Every entry here needs to be repeated exactly.
━━━
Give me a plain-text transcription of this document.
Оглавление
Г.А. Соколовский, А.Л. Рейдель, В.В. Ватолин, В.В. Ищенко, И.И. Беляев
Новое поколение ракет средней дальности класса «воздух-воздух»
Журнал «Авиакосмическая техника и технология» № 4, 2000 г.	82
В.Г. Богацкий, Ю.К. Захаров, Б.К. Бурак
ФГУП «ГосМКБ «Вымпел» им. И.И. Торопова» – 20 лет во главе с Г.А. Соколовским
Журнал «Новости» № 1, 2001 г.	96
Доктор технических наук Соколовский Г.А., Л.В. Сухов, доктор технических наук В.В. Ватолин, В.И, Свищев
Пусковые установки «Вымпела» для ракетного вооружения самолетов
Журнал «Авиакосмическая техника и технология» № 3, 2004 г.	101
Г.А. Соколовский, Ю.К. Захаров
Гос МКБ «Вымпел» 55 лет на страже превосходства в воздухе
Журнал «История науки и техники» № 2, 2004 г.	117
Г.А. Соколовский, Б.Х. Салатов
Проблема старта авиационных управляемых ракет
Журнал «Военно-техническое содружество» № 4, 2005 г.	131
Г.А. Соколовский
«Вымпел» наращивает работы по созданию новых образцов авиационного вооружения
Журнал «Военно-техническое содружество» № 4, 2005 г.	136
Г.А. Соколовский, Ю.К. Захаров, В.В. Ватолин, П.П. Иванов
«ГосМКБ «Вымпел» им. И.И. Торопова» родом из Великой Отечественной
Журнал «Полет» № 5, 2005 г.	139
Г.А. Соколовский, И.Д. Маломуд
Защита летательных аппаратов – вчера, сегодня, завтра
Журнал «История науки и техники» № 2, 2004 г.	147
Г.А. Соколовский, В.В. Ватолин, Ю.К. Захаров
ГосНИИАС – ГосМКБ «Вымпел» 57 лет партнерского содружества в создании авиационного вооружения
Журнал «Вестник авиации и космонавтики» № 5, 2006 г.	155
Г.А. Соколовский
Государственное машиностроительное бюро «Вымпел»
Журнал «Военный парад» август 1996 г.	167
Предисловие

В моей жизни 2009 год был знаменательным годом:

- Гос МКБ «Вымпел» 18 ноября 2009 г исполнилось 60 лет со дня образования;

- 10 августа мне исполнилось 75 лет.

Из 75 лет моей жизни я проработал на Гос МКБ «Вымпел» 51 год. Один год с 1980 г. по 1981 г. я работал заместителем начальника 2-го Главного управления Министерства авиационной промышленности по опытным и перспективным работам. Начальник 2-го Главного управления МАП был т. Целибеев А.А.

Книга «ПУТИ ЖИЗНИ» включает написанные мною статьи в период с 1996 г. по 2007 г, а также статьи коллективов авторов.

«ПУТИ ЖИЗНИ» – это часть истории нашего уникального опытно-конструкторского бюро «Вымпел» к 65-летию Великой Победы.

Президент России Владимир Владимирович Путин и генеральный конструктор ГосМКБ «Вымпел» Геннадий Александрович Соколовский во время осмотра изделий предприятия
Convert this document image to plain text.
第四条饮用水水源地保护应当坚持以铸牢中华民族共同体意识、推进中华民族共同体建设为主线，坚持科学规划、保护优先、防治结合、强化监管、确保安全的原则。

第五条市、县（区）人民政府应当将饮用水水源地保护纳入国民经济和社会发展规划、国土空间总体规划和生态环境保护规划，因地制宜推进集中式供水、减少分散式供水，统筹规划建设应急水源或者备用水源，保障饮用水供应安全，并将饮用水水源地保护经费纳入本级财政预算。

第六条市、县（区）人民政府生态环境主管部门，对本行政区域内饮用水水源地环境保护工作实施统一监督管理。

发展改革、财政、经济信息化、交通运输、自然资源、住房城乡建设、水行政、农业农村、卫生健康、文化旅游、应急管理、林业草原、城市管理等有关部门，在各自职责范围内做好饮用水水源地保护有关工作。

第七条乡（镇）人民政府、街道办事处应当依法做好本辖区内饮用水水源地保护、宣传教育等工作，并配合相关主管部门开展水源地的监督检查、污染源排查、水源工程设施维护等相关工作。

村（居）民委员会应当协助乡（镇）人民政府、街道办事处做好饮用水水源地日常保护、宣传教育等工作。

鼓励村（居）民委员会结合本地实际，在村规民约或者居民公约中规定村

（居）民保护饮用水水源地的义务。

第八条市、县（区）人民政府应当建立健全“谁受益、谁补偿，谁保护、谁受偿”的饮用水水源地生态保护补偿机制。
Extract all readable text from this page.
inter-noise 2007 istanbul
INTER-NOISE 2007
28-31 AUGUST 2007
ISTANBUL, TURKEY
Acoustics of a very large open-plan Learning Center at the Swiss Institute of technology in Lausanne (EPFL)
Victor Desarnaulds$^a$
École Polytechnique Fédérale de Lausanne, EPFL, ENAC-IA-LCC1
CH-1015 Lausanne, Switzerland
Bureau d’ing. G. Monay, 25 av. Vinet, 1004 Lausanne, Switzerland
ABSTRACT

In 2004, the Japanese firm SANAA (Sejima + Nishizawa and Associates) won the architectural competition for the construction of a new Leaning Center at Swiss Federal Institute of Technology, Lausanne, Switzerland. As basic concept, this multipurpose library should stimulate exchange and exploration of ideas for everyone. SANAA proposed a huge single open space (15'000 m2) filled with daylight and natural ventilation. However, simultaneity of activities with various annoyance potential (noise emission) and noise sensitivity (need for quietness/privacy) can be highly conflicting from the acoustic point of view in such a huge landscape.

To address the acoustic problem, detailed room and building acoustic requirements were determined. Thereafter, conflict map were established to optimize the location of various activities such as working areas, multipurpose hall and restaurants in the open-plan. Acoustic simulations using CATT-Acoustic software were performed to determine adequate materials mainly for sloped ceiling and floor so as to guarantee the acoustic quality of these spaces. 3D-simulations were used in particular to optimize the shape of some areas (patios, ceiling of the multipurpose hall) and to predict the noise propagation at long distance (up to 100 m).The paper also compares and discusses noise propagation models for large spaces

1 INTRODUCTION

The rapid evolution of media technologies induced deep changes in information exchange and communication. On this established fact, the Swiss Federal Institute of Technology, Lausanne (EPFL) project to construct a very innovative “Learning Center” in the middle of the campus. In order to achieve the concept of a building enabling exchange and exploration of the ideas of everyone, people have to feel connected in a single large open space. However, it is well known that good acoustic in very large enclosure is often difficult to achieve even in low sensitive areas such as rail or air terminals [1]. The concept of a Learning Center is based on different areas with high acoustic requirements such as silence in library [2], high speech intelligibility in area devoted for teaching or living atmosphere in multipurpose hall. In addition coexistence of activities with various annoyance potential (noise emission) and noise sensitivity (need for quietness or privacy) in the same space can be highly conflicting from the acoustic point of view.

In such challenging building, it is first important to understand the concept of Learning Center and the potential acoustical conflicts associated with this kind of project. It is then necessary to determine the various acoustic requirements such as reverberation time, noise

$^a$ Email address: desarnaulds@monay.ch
━━━
■ Solution to this exercise
Give me a plain-text transcription of this document.
Оглавление
Г.А. Соколовский, А.Л. Рейдель, В.В. Ватолин, В.В. Ищенко, И.И. Беляев
Новое поколение ракет средней дальности класса «воздух-воздух»
Журнал «Авиакосмическая техника и технология» № 4, 2000 г.	82
В.Г. Богацкий, Ю.К. Захаров, Б.К. Бурак
ФГУП «ГосМКБ «Вымпел» им. И.И. Торопова» – 20 лет во главе с Г.А. Соколовским
Журнал «Новости» № 1, 2001 г.	96
Доктор технических наук Соколовский Г.А., Л.В. Сухов, доктор технических наук В.В. Ватолин, В.И, Свищев
Пусковые установки «Вымпела» для ракетного вооружения самолетов
Журнал «Авиакосмическая техника и технология» № 3, 2004 г.	101
Г.А. Соколовский, Ю.К. Захаров
Гос МКБ «Вымпел» 55 лет на страже превосходства в воздухе
Журнал «История науки и техники» № 2, 2004 г.	117
Г.А. Соколовский, Б.Х. Салатов
Проблема старта авиационных управляемых ракет
Журнал «Военно-техническое содружество» № 4, 2005 г.	131
Г.А. Соколовский
«Вымпел» наращивает работы по созданию новых образцов авиационного вооружения
Журнал «Военно-техническое содружество» № 4, 2005 г.	136
Г.А. Соколовский, Ю.К. Захаров, В.В. Ватолин, П.П. Иванов
«ГосМКБ «Вымпел» им. И.И. Торопова» родом из Великой Отечественной
Журнал «Полет» № 5, 2005 г.	139
Г.А. Соколовский, И.Д. Маломуд
Защита летательных аппаратов – вчера, сегодня, завтра
Журнал «История науки и техники» № 2, 2004 г.	147
Г.А. Соколовский, В.В. Ватолин, Ю.К. Захаров
ГосНИИАС – ГосМКБ «Вымпел» 57 лет партнерского содружества в создании авиационного вооружения
Журнал «Вестник авиации и космонавтики» № 5, 2006 г.	155
Г.А. Соколовский
Государственное машиностроительное бюро «Вымпел»
Журнал «Военный парад» август 1996 г.	167
Предисловие

В моей жизни 2009 год был знаменательным годом:

- Гос МКБ «Вымпел» 18 ноября 2009 г исполнилось 60 лет со дня образования;

- 10 августа мне исполнилось 75 лет.

Из 75 лет моей жизни я проработал на Гос МКБ «Вымпел» 51 год. Один год с 1980 г. по 1981 г. я работал заместителем начальника 2-го Главного управления Министерства авиационной промышленности по опытным и перспективным работам. Начальник 2-го Главного управления МАП был т. Целибеев А.А.

Книга «ПУТИ ЖИЗНИ» включает написанные мною статьи в период с 1996 г. по 2007 г, а также статьи коллективов авторов.

«ПУТИ ЖИЗНИ» – это часть истории нашего уникального опытно-конструкторского бюро «Вымпел» к 65-летию Великой Победы.

Президент России Владимир Владимирович Путин и генеральный конструктор ГосМКБ «Вымпел» Геннадий Александрович Соколовский во время осмотра изделий предприятия
Convert this document image to plain text.
第四条饮用水水源地保护应当坚持以铸牢中华民族共同体意识、推进中华民族共同体建设为主线，坚持科学规划、保护优先、防治结合、强化监管、确保安全的原则。

第五条市、县（区）人民政府应当将饮用水水源地保护纳入国民经济和社会发展规划、国土空间总体规划和生态环境保护规划，因地制宜推进集中式供水、减少分散式供水，统筹规划建设应急水源或者备用水源，保障饮用水供应安全，并将饮用水水源地保护经费纳入本级财政预算。

第六条市、县（区）人民政府生态环境主管部门，对本行政区域内饮用水水源地环境保护工作实施统一监督管理。

发展改革、财政、经济信息化、交通运输、自然资源、住房城乡建设、水行政、农业农村、卫生健康、文化旅游、应急管理、林业草原、城市管理等有关部门，在各自职责范围内做好饮用水水源地保护有关工作。

第七条乡（镇）人民政府、街道办事处应当依法做好本辖区内饮用水水源地保护、宣传教育等工作，并配合相关主管部门开展水源地的监督检查、污染源排查、水源工程设施维护等相关工作。

村（居）民委员会应当协助乡（镇）人民政府、街道办事处做好饮用水水源地日常保护、宣传教育等工作。

鼓励村（居）民委员会结合本地实际，在村规民约或者居民公约中规定村

（居）民保护饮用水水源地的义务。

第八条市、县（区）人民政府应当建立健全“谁受益、谁补偿，谁保护、谁受偿”的饮用水水源地生态保护补偿机制。
Extract all readable text from this page.
inter-noise 2007 istanbul
INTER-NOISE 2007
28-31 AUGUST 2007
ISTANBUL, TURKEY
Acoustics of a very large open-plan Learning Center at the Swiss Institute of technology in Lausanne (EPFL)
Victor Desarnaulds$^a$
École Polytechnique Fédérale de Lausanne, EPFL, ENAC-IA-LCC1
CH-1015 Lausanne, Switzerland
Bureau d’ing. G. Monay, 25 av. Vinet, 1004 Lausanne, Switzerland
ABSTRACT

In 2004, the Japanese firm SANAA (Sejima + Nishizawa and Associates) won the architectural competition for the construction of a new Leaning Center at Swiss Federal Institute of Technology, Lausanne, Switzerland. As basic concept, this multipurpose library should stimulate exchange and exploration of ideas for everyone. SANAA proposed a huge single open space (15'000 m2) filled with daylight and natural ventilation. However, simultaneity of activities with various annoyance potential (noise emission) and noise sensitivity (need for quietness/privacy) can be highly conflicting from the acoustic point of view in such a huge landscape.

To address the acoustic problem, detailed room and building acoustic requirements were determined. Thereafter, conflict map were established to optimize the location of various activities such as working areas, multipurpose hall and restaurants in the open-plan. Acoustic simulations using CATT-Acoustic software were performed to determine adequate materials mainly for sloped ceiling and floor so as to guarantee the acoustic quality of these spaces. 3D-simulations were used in particular to optimize the shape of some areas (patios, ceiling of the multipurpose hall) and to predict the noise propagation at long distance (up to 100 m).The paper also compares and discusses noise propagation models for large spaces

1 INTRODUCTION

The rapid evolution of media technologies induced deep changes in information exchange and communication. On this established fact, the Swiss Federal Institute of Technology, Lausanne (EPFL) project to construct a very innovative “Learning Center” in the middle of the campus. In order to achieve the concept of a building enabling exchange and exploration of the ideas of everyone, people have to feel connected in a single large open space. However, it is well known that good acoustic in very large enclosure is often difficult to achieve even in low sensitive areas such as rail or air terminals [1]. The concept of a Learning Center is based on different areas with high acoustic requirements such as silence in library [2], high speech intelligibility in area devoted for teaching or living atmosphere in multipurpose hall. In addition coexistence of activities with various annoyance potential (noise emission) and noise sensitivity (need for quietness or privacy) in the same space can be highly conflicting from the acoustic point of view.

In such challenging building, it is first important to understand the concept of Learning Center and the potential acoustical conflicts associated with this kind of project. It is then necessary to determine the various acoustic requirements such as reverberation time, noise

$^a$ Email address: desarnaulds@monay.ch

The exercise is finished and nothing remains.